* Page extract
----
In light of the roadmap and scenarios proposed by the EC, the Platform does not only take a stand for the option 3 but points out that electromobility needs to be addressed as one of the key elements of the EPBD revision if the EU wishes to deliver the objectives set in the Smart and Sustainable Mobility Strategy, the Energy System Integration Strategy and the Renovation Wave Strategy. The deployment of private charging is as important for the growth of electromobility and the decarbonisation of transport as that of charging accessible to the public. The Platform also thinks that the electric bicycles (incl. e-cargo bikes, e-two-wheelers, e-moped and e-cars) should be considered when revising the EPBD.

Given that 90% of EV charging happens at home or in the workplace and that 80% of the EU’s current building stock will still be in used by 2050, the EC must tackle the outstanding barriers to the installation of EV chargers and collective charging infrastructure in all (non-) residential buildings to ensure that all EV users have a “right to plug”. In this regard, art. 8 of the EPBD should be revised.

To that end, the Platform shares its key recommendations.

Set minimum infrastructure requirements for all types of buildings (new and existing)

The EPBD should encourage Member States to implement measures to pre-equip all buildings. The Platform recommends putting in place minimum requirements for the pre-cabling of the installation of EV chargers and ensuring that all buildings will be pre-equipped by 2035.

Guarantee the right-to-plug to all EV users

The revision of the art. 8 of the EPBD must ensure the right-to-plug to all EV users in order to facilitate the installation of charging infrastructure for tenants and properties under shared ownership aligned with Spanish, Dutch and Norwegian legislations and the current EPBD recommendations. In France for instance, condominiums still face barriers when wishing to implement charging solutions due to non-adapted standards.
----
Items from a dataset
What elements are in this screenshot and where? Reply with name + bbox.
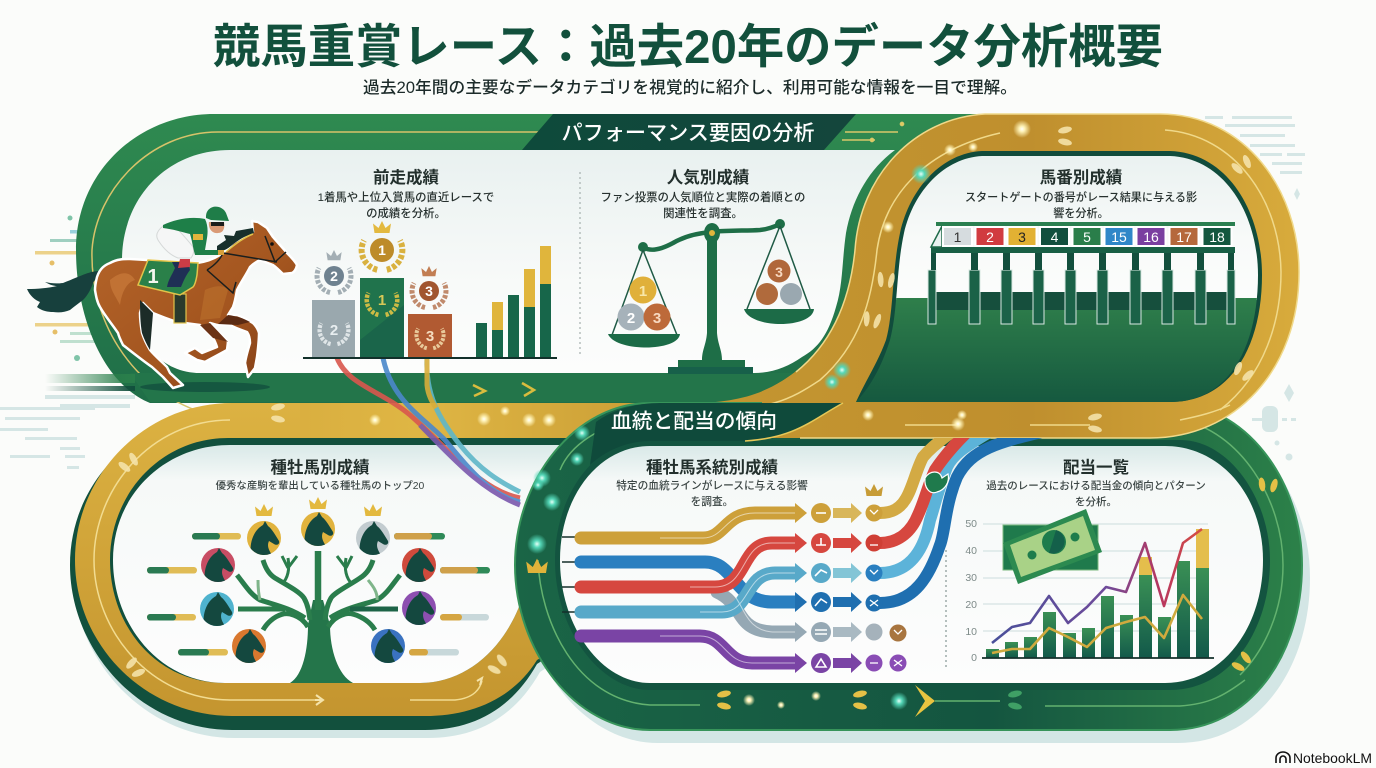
sire portrait: top centre xyxy=(301,512,335,547)
panel: popularity results xyxy=(601,167,814,374)
decorative sparkles and hoofprints on tracks xyxy=(116,120,1279,717)
heading: performance factor banner: パフォーマンス要因の分析 xyxy=(562,122,814,145)
text: popularity results: ファン投票の人気順位と実際の着順との xyxy=(601,190,805,204)
ribbons from podium xyxy=(337,358,520,505)
starting gate xyxy=(928,222,1235,324)
saddle cloth xyxy=(138,260,198,295)
track: lower-left gold track xyxy=(70,403,640,730)
heading: bloodline and payout banner xyxy=(590,403,843,465)
gate numbers: 4 xyxy=(1051,229,1059,245)
icon: racehorse and jockey: 1 xyxy=(147,266,159,288)
sire portrait: left 3 xyxy=(200,592,234,627)
coins: right pan xyxy=(756,260,802,305)
track: gold S-curve track xyxy=(300,114,1299,438)
panel: performance analysis background xyxy=(122,150,895,373)
track: gold band over green track xyxy=(762,362,1225,438)
sire portrait: left 2 xyxy=(201,548,235,583)
coins: left pan xyxy=(618,276,670,330)
chart: payouts xyxy=(965,518,1214,664)
panel: gate area xyxy=(850,150,1270,404)
text: payout list xyxy=(986,458,1206,508)
panel: sire line results xyxy=(562,425,1050,673)
text: previous race results: の成績を分析。 xyxy=(366,206,446,220)
text: gate number results: スタートゲートの番号がレース結果に与える影 xyxy=(965,190,1197,204)
text: sire line results xyxy=(616,457,808,508)
text: sire results xyxy=(216,457,425,492)
icon: banknotes xyxy=(1003,509,1102,584)
horse shading xyxy=(140,300,153,350)
sire portrait: right 4 xyxy=(371,629,405,664)
icon: balance scale xyxy=(608,219,814,374)
gate numbers xyxy=(942,226,1232,247)
panel: sire results background xyxy=(110,438,610,683)
mane xyxy=(217,228,254,251)
sire portrait: left 4 xyxy=(232,629,266,664)
panel: bloodline and payout background xyxy=(560,446,1263,683)
text: gate number results xyxy=(965,167,1197,220)
podium chart: 3 xyxy=(426,328,434,345)
axis labels: 20 xyxy=(965,599,977,611)
text: popularity results xyxy=(601,167,805,220)
axis labels: 50 xyxy=(965,518,977,530)
medal 1 xyxy=(362,221,402,270)
podium chart: 1 xyxy=(378,292,386,309)
text: sire line results: 特定の血統ラインがレースに与える影響 xyxy=(616,479,808,492)
text: sire line results: 種牡馬系統別成績 xyxy=(646,457,778,477)
subtitle: 過去20年間の主要なデータカテゴリを視覚的に紹介し、利用可能な情報を一目で理解。 xyxy=(363,77,1017,97)
gate numbers: 18 xyxy=(1209,229,1225,245)
gate numbers: 15 xyxy=(1111,229,1127,245)
text: popularity results: 関連性を調査。 xyxy=(663,206,743,220)
text: sire line results: を調査。 xyxy=(691,495,733,508)
icon: green crest on ribbons xyxy=(925,472,948,493)
gate numbers: 1 xyxy=(954,229,962,245)
horse body xyxy=(95,221,297,388)
girth xyxy=(174,294,186,323)
coins: left pan: 1 xyxy=(639,283,647,300)
coins: right pan: 3 xyxy=(775,264,783,280)
panel: previous race results xyxy=(303,167,557,358)
sire portrait: right 3 xyxy=(402,591,436,626)
divider xyxy=(579,172,581,357)
panel: gate number results xyxy=(928,167,1235,324)
logo: NotebookLM: NotebookLM xyxy=(1293,750,1372,766)
coins: left pan: 2 xyxy=(627,310,635,327)
tail xyxy=(27,271,100,312)
gate numbers: 16 xyxy=(1143,229,1159,245)
bar chart: performance xyxy=(476,246,551,357)
coins: left pan: 3 xyxy=(653,310,661,327)
text: gate number results: 馬番別成績 xyxy=(1040,167,1123,187)
text: previous race results: 前走成績 xyxy=(373,167,440,187)
banner trailing lines xyxy=(842,122,904,142)
panel: payout list xyxy=(965,458,1214,664)
medal 3 xyxy=(412,266,446,308)
bloodline flow chart xyxy=(581,513,795,663)
sire portrait: top left xyxy=(247,521,281,556)
rating bars xyxy=(147,533,490,656)
heading: bloodline and payout banner: 血統と配当の傾向 xyxy=(611,410,777,433)
speed lines and pale decorations xyxy=(0,116,1305,469)
text: sire results: 種牡馬別成績 xyxy=(270,457,370,477)
text: previous race results: 1着馬や上位入賞馬の直近レースで xyxy=(318,190,494,204)
track: lower-right green track xyxy=(515,403,1302,730)
jockey boot xyxy=(167,262,190,287)
divider xyxy=(945,550,947,668)
axis labels: 0 xyxy=(971,652,977,664)
text: payout list: を分析。 xyxy=(1075,495,1117,508)
ribbons rising to the top band xyxy=(880,425,1050,603)
tree chart xyxy=(237,551,400,683)
medal 2 xyxy=(317,250,351,292)
text: previous race results xyxy=(318,167,494,220)
medal 3: 3 xyxy=(425,283,433,299)
gate numbers: 5 xyxy=(1083,229,1091,245)
jockey legs xyxy=(157,226,194,258)
crowns xyxy=(255,497,382,516)
axis labels xyxy=(965,518,977,664)
shadow: lower tracks xyxy=(73,416,1310,743)
gold track details xyxy=(700,114,1299,438)
panel track: green top track xyxy=(45,114,1020,410)
gate numbers: 3 xyxy=(1018,229,1026,245)
text: payout list: 過去のレースにおける配当金の傾向とパターン xyxy=(986,479,1206,492)
flow nodes xyxy=(811,484,906,673)
jockey head xyxy=(209,222,224,233)
podium chart: 2 xyxy=(330,322,338,339)
flow arrowheads xyxy=(795,503,807,673)
bridle and reins xyxy=(207,236,286,293)
text: payout list: 配当一覧 xyxy=(1063,458,1129,477)
axis labels: 30 xyxy=(965,572,977,584)
heading: performance factor banner xyxy=(522,114,856,150)
title: 競馬重賞レース：過去20年のデータ分析概要 xyxy=(213,20,1163,73)
panel: sire results xyxy=(147,457,490,683)
gate numbers: 17 xyxy=(1176,229,1192,245)
chart grid xyxy=(983,524,1208,631)
icon: racehorse and jockey xyxy=(27,207,297,392)
line: upper xyxy=(992,529,1202,643)
bars xyxy=(986,561,1209,658)
line: lower xyxy=(992,595,1202,653)
connector ticks xyxy=(562,537,580,612)
medal 1: 1 xyxy=(378,242,386,258)
sire portrait: top right xyxy=(356,521,390,556)
text: sire results: 優秀な産駒を輩出している種牡馬のトップ20 xyxy=(216,479,425,492)
podium chart xyxy=(303,221,557,358)
text: gate number results: 響を分析。 xyxy=(1053,206,1109,220)
gate numbers: 2 xyxy=(986,229,994,245)
axis labels: 10 xyxy=(965,626,977,638)
medal 2: 2 xyxy=(330,268,338,284)
axis labels: 40 xyxy=(965,545,977,557)
text: popularity results: 人気別成績 xyxy=(667,167,750,187)
sire portrait: right 2 xyxy=(402,548,436,583)
jockey torso xyxy=(163,218,224,255)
----
According to the text on EV charging in buildings, why must the EC tackle the barriers to installing EV chargers in all residential and non-residential buildings? Rely only on the text to respond.

* Exercise output
90% of EV charging happens at home or in the workplace, and 80% of the EU's current building stock will still be in use by 2050. Removing these barriers is meant to ensure that all EV users have a "right to plug."